* SHORT TASK: Print the entries that appear below, exactly as written and without their pictures.

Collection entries
• • • • •

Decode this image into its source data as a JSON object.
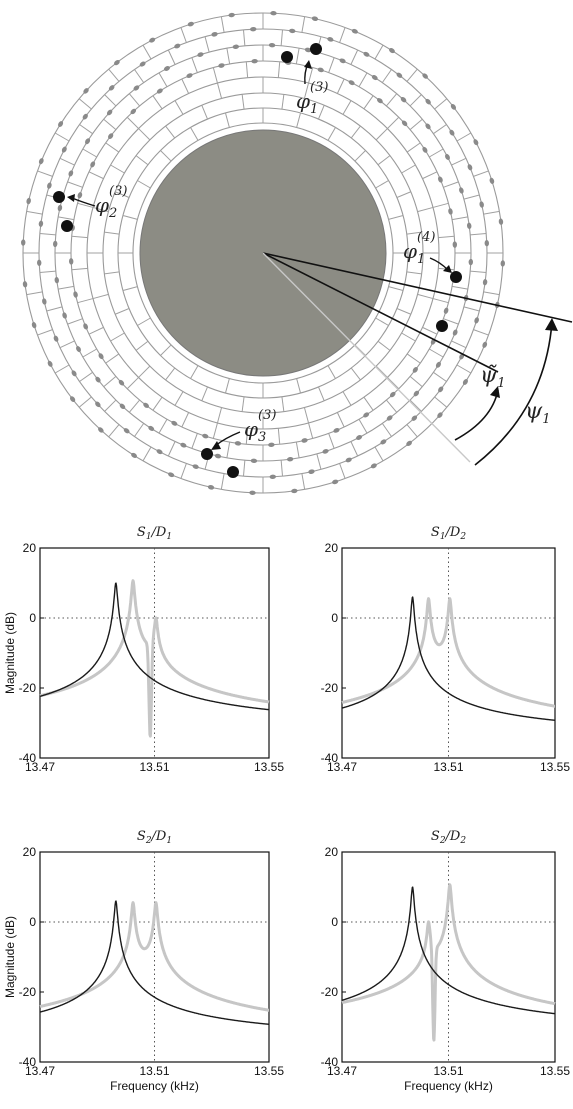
{
  "diagram": {
    "labels": [
      {
        "id": "phi1_3",
        "sym": "φ",
        "sub": "1",
        "sup": "(3)"
      },
      {
        "id": "phi2_3",
        "sym": "φ",
        "sub": "2",
        "sup": "(3)"
      },
      {
        "id": "phi1_4",
        "sym": "φ",
        "sub": "1",
        "sup": "(4)"
      },
      {
        "id": "phi3_3",
        "sym": "φ",
        "sub": "3",
        "sup": "(3)"
      },
      {
        "id": "psi1_tilde",
        "sym": "ψ̃",
        "sub": "1",
        "sup": ""
      },
      {
        "id": "psi1",
        "sym": "ψ",
        "sub": "1",
        "sup": ""
      }
    ]
  },
  "chart_data": [
    {
      "type": "line",
      "title": "S1/D1",
      "xlabel": "",
      "ylabel": "Magnitude (dB)",
      "xlim": [
        13.47,
        13.55
      ],
      "ylim": [
        -40,
        20
      ],
      "xticks": [
        "13.47",
        "13.51",
        "13.55"
      ],
      "yticks": [
        "20",
        "0",
        "-20",
        "-40"
      ],
      "grid": "dotted lines at x=13.51 and y=0",
      "series": [
        {
          "color": "#1a1a1a",
          "peaks": [
            {
              "x": 13.4965,
              "y": 10
            }
          ],
          "notch": null,
          "floor": -33
        },
        {
          "color": "#c6c6c6",
          "peaks": [
            {
              "x": 13.5025,
              "y": 10.5
            },
            {
              "x": 13.5105,
              "y": -2
            }
          ],
          "notch": {
            "x": 13.5085,
            "y": -34
          },
          "floor": -33
        }
      ]
    },
    {
      "type": "line",
      "title": "S1/D2",
      "xlabel": "",
      "ylabel": "",
      "xlim": [
        13.47,
        13.55
      ],
      "ylim": [
        -40,
        20
      ],
      "xticks": [
        "13.47",
        "13.51",
        "13.55"
      ],
      "yticks": [
        "20",
        "0",
        "-20",
        "-40"
      ],
      "grid": "dotted lines at x=13.51 and y=0",
      "series": [
        {
          "color": "#1a1a1a",
          "peaks": [
            {
              "x": 13.4965,
              "y": 6
            }
          ],
          "notch": null,
          "floor": -35
        },
        {
          "color": "#c6c6c6",
          "peaks": [
            {
              "x": 13.5025,
              "y": 5
            },
            {
              "x": 13.5105,
              "y": 5
            }
          ],
          "notch": null,
          "floor": -35
        }
      ]
    },
    {
      "type": "line",
      "title": "S2/D1",
      "xlabel": "Frequency (kHz)",
      "ylabel": "Magnitude (dB)",
      "xlim": [
        13.47,
        13.55
      ],
      "ylim": [
        -40,
        20
      ],
      "xticks": [
        "13.47",
        "13.51",
        "13.55"
      ],
      "yticks": [
        "20",
        "0",
        "-20",
        "-40"
      ],
      "grid": "dotted lines at x=13.51 and y=0",
      "series": [
        {
          "color": "#1a1a1a",
          "peaks": [
            {
              "x": 13.4965,
              "y": 6
            }
          ],
          "notch": null,
          "floor": -35
        },
        {
          "color": "#c6c6c6",
          "peaks": [
            {
              "x": 13.5025,
              "y": 5
            },
            {
              "x": 13.5105,
              "y": 5
            }
          ],
          "notch": null,
          "floor": -35
        }
      ]
    },
    {
      "type": "line",
      "title": "S2/D2",
      "xlabel": "Frequency (kHz)",
      "ylabel": "",
      "xlim": [
        13.47,
        13.55
      ],
      "ylim": [
        -40,
        20
      ],
      "xticks": [
        "13.47",
        "13.51",
        "13.55"
      ],
      "yticks": [
        "20",
        "0",
        "-20",
        "-40"
      ],
      "grid": "dotted lines at x=13.51 and y=0",
      "series": [
        {
          "color": "#1a1a1a",
          "peaks": [
            {
              "x": 13.4965,
              "y": 10
            }
          ],
          "notch": null,
          "floor": -33
        },
        {
          "color": "#c6c6c6",
          "peaks": [
            {
              "x": 13.5025,
              "y": -2
            },
            {
              "x": 13.5105,
              "y": 10.5
            }
          ],
          "notch": {
            "x": 13.5045,
            "y": -34
          },
          "floor": -33
        }
      ]
    }
  ]
}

• • • • •

* RESULT FOR THIS EXERCISE:
Decode this image into its source data as a JSON object.
{
  "diagram": {
    "labels": [
      {
        "id": "phi1_3",
        "sym": "φ",
        "sub": "1",
        "sup": "(3)"
      },
      {
        "id": "phi2_3",
        "sym": "φ",
        "sub": "2",
        "sup": "(3)"
      },
      {
        "id": "phi1_4",
        "sym": "φ",
        "sub": "1",
        "sup": "(4)"
      },
      {
        "id": "phi3_3",
        "sym": "φ",
        "sub": "3",
        "sup": "(3)"
      },
      {
        "id": "psi1_tilde",
        "sym": "ψ̃",
        "sub": "1",
        "sup": ""
      },
      {
        "id": "psi1",
        "sym": "ψ",
        "sub": "1",
        "sup": ""
      }
    ]
  },
  "chart_data": [
    {
      "type": "line",
      "title": "S1/D1",
      "xlabel": "",
      "ylabel": "Magnitude (dB)",
      "xlim": [
        13.47,
        13.55
      ],
      "ylim": [
        -40,
        20
      ],
      "xticks": [
        "13.47",
        "13.51",
        "13.55"
      ],
      "yticks": [
        "20",
        "0",
        "-20",
        "-40"
      ],
      "grid": "dotted lines at x=13.51 and y=0",
      "series": [
        {
          "color": "#1a1a1a",
          "peaks": [
            {
              "x": 13.4965,
              "y": 10
            }
          ],
          "notch": null,
          "floor": -33
        },
        {
          "color": "#c6c6c6",
          "peaks": [
            {
              "x": 13.5025,
              "y": 10.5
            },
            {
              "x": 13.5105,
              "y": -2
            }
          ],
          "notch": {
            "x": 13.5085,
            "y": -34
          },
          "floor": -33
        }
      ]
    },
    {
      "type": "line",
      "title": "S1/D2",
      "xlabel": "",
      "ylabel": "",
      "xlim": [
        13.47,
        13.55
      ],
      "ylim": [
        -40,
        20
      ],
      "xticks": [
        "13.47",
        "13.51",
        "13.55"
      ],
      "yticks": [
        "20",
        "0",
        "-20",
        "-40"
      ],
      "grid": "dotted lines at x=13.51 and y=0",
      "series": [
        {
          "color": "#1a1a1a",
          "peaks": [
            {
              "x": 13.4965,
              "y": 6
            }
          ],
          "notch": null,
          "floor": -35
        },
        {
          "color": "#c6c6c6",
          "peaks": [
            {
              "x": 13.5025,
              "y": 5
            },
            {
              "x": 13.5105,
              "y": 5
            }
          ],
          "notch": null,
          "floor": -35
        }
      ]
    },
    {
      "type": "line",
      "title": "S2/D1",
      "xlabel": "Frequency (kHz)",
      "ylabel": "Magnitude (dB)",
      "xlim": [
        13.47,
        13.55
      ],
      "ylim": [
        -40,
        20
      ],
      "xticks": [
        "13.47",
        "13.51",
        "13.55"
      ],
      "yticks": [
        "20",
        "0",
        "-20",
        "-40"
      ],
      "grid": "dotted lines at x=13.51 and y=0",
      "series": [
        {
          "color": "#1a1a1a",
          "peaks": [
            {
              "x": 13.4965,
              "y": 6
            }
          ],
          "notch": null,
          "floor": -35
        },
        {
          "color": "#c6c6c6",
          "peaks": [
            {
              "x": 13.5025,
              "y": 5
            },
            {
              "x": 13.5105,
              "y": 5
            }
          ],
          "notch": null,
          "floor": -35
        }
      ]
    },
    {
      "type": "line",
      "title": "S2/D2",
      "xlabel": "Frequency (kHz)",
      "ylabel": "",
      "xlim": [
        13.47,
        13.55
      ],
      "ylim": [
        -40,
        20
      ],
      "xticks": [
        "13.47",
        "13.51",
        "13.55"
      ],
      "yticks": [
        "20",
        "0",
        "-20",
        "-40"
      ],
      "grid": "dotted lines at x=13.51 and y=0",
      "series": [
        {
          "color": "#1a1a1a",
          "peaks": [
            {
              "x": 13.4965,
              "y": 10
            }
          ],
          "notch": null,
          "floor": -33
        },
        {
          "color": "#c6c6c6",
          "peaks": [
            {
              "x": 13.5025,
              "y": -2
            },
            {
              "x": 13.5105,
              "y": 10.5
            }
          ],
          "notch": {
            "x": 13.5045,
            "y": -34
          },
          "floor": -33
        }
      ]
    }
  ]
}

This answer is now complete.